What to produce:
Write out all the material exactly. Leave nothing out.
[START Supplied entries]
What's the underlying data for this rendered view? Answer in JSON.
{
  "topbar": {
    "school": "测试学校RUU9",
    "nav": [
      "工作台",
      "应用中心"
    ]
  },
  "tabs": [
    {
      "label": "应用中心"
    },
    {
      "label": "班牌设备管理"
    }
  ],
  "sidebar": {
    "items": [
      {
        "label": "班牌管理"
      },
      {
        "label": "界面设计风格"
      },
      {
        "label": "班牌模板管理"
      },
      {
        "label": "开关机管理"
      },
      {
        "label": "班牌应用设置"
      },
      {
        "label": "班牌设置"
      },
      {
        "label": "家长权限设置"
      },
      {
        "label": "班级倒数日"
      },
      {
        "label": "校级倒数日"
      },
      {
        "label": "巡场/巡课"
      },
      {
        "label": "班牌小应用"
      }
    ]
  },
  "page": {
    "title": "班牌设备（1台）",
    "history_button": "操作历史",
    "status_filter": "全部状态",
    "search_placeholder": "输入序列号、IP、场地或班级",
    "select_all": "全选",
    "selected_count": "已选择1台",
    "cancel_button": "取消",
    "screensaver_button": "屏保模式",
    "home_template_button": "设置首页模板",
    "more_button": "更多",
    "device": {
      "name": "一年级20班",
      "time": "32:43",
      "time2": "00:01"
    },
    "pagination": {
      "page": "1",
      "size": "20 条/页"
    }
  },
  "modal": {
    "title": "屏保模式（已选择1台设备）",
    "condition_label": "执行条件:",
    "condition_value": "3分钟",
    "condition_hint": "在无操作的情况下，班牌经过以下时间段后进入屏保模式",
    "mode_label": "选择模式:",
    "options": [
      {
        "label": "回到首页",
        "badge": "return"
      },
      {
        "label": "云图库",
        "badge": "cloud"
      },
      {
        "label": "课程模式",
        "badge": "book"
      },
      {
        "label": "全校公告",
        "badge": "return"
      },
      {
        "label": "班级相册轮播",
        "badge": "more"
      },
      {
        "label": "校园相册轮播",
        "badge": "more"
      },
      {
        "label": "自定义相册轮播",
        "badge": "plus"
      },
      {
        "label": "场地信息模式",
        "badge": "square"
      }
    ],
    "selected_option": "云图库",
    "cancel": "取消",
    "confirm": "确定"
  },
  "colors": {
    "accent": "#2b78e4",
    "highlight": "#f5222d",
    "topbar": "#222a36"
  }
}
[END Supplied entries]
Task answer:
What's the underlying data for this rendered view? Answer in JSON.
{
  "topbar": {
    "school": "测试学校RUU9",
    "nav": [
      "工作台",
      "应用中心"
    ]
  },
  "tabs": [
    {
      "label": "应用中心"
    },
    {
      "label": "班牌设备管理"
    }
  ],
  "sidebar": {
    "items": [
      {
        "label": "班牌管理"
      },
      {
        "label": "界面设计风格"
      },
      {
        "label": "班牌模板管理"
      },
      {
        "label": "开关机管理"
      },
      {
        "label": "班牌应用设置"
      },
      {
        "label": "班牌设置"
      },
      {
        "label": "家长权限设置"
      },
      {
        "label": "班级倒数日"
      },
      {
        "label": "校级倒数日"
      },
      {
        "label": "巡场/巡课"
      },
      {
        "label": "班牌小应用"
      }
    ]
  },
  "page": {
    "title": "班牌设备（1台）",
    "history_button": "操作历史",
    "status_filter": "全部状态",
    "search_placeholder": "输入序列号、IP、场地或班级",
    "select_all": "全选",
    "selected_count": "已选择1台",
    "cancel_button": "取消",
    "screensaver_button": "屏保模式",
    "home_template_button": "设置首页模板",
    "more_button": "更多",
    "device": {
      "name": "一年级20班",
      "time": "32:43",
      "time2": "00:01"
    },
    "pagination": {
      "page": "1",
      "size": "20 条/页"
    }
  },
  "modal": {
    "title": "屏保模式（已选择1台设备）",
    "condition_label": "执行条件:",
    "condition_value": "3分钟",
    "condition_hint": "在无操作的情况下，班牌经过以下时间段后进入屏保模式",
    "mode_label": "选择模式:",
    "options": [
      {
        "label": "回到首页",
        "badge": "return"
      },
      {
        "label": "云图库",
        "badge": "cloud"
      },
      {
        "label": "课程模式",
        "badge": "book"
      },
      {
        "label": "全校公告",
        "badge": "return"
      },
      {
        "label": "班级相册轮播",
        "badge": "more"
      },
      {
        "label": "校园相册轮播",
        "badge": "more"
      },
      {
        "label": "自定义相册轮播",
        "badge": "plus"
      },
      {
        "label": "场地信息模式",
        "badge": "square"
      }
    ],
    "selected_option": "云图库",
    "cancel": "取消",
    "confirm": "确定"
  },
  "colors": {
    "accent": "#2b78e4",
    "highlight": "#f5222d",
    "topbar": "#222a36"
  }
}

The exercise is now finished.